Across the entries below, how many lines contain the string "حضرات"? Give only the count.

→ **SOURCE DATA**:
····················
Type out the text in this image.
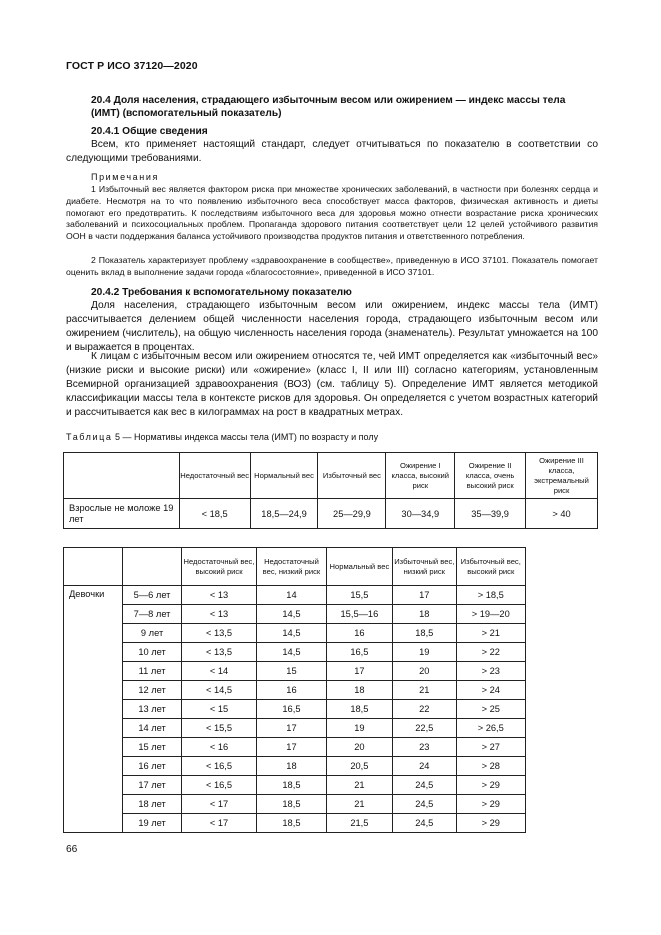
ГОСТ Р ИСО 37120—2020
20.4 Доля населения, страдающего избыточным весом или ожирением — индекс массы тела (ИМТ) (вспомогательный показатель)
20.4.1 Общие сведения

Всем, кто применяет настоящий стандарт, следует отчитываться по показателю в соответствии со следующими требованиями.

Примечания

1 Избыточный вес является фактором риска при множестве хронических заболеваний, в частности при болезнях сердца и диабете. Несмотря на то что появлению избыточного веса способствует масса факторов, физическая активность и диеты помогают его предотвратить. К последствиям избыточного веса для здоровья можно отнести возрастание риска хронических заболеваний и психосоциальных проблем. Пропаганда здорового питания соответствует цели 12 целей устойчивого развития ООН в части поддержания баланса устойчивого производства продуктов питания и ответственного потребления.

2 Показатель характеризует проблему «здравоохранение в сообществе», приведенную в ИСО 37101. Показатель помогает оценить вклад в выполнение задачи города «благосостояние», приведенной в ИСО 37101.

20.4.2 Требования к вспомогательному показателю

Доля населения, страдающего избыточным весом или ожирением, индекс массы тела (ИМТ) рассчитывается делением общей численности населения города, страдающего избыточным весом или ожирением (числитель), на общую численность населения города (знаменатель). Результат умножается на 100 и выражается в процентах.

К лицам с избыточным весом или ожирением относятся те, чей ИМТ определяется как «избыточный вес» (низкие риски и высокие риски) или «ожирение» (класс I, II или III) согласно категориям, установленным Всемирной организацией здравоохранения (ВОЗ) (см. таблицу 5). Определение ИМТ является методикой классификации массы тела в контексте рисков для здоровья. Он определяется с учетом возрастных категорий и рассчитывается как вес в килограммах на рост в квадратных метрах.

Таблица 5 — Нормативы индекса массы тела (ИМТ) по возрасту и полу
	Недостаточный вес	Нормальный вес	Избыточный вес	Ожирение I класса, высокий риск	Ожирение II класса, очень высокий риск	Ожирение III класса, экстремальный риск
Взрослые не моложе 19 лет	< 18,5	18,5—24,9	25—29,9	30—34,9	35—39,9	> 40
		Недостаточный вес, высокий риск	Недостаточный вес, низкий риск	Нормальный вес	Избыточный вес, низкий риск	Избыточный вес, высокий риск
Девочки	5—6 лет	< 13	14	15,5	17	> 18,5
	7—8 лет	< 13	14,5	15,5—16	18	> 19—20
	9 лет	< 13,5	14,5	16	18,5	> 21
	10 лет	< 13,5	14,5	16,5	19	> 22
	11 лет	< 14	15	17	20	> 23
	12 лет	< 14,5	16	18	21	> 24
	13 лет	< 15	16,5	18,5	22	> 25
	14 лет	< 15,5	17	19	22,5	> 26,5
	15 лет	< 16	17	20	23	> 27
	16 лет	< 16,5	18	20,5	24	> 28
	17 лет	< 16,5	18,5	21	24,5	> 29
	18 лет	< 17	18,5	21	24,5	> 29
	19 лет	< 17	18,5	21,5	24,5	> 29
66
····················
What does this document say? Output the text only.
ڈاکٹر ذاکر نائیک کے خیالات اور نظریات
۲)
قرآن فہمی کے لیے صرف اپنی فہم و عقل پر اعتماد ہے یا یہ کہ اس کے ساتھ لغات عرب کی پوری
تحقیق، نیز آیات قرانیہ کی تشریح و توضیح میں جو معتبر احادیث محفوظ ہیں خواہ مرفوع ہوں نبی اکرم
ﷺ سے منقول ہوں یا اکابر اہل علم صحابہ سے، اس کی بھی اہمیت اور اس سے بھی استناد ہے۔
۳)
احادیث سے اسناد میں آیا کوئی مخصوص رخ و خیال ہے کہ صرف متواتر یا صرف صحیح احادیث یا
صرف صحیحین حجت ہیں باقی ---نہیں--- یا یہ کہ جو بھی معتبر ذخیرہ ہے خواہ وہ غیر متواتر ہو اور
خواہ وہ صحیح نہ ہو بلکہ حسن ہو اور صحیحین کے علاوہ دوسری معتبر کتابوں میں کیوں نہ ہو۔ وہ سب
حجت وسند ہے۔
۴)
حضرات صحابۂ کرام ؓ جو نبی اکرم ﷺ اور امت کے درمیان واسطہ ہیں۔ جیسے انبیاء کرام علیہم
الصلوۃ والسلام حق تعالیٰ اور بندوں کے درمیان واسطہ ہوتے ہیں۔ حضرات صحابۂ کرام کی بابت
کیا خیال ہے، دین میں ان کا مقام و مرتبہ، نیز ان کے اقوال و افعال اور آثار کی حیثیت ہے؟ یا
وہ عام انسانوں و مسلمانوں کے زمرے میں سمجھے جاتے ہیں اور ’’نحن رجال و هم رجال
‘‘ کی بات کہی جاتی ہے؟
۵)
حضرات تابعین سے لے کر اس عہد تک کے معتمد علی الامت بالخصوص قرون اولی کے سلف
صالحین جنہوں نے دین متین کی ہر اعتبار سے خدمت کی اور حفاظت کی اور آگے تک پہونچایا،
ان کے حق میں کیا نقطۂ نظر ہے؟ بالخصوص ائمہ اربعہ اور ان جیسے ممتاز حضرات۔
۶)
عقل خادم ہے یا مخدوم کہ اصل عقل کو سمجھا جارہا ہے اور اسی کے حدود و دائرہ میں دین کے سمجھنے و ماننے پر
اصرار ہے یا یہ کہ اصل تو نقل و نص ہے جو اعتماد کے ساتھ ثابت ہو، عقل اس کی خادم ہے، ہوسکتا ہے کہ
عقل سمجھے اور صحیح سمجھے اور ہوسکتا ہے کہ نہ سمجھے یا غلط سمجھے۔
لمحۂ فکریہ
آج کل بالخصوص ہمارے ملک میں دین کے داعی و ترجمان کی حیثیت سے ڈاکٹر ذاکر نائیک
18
····················
→ **OUTPUT BELOW**: 4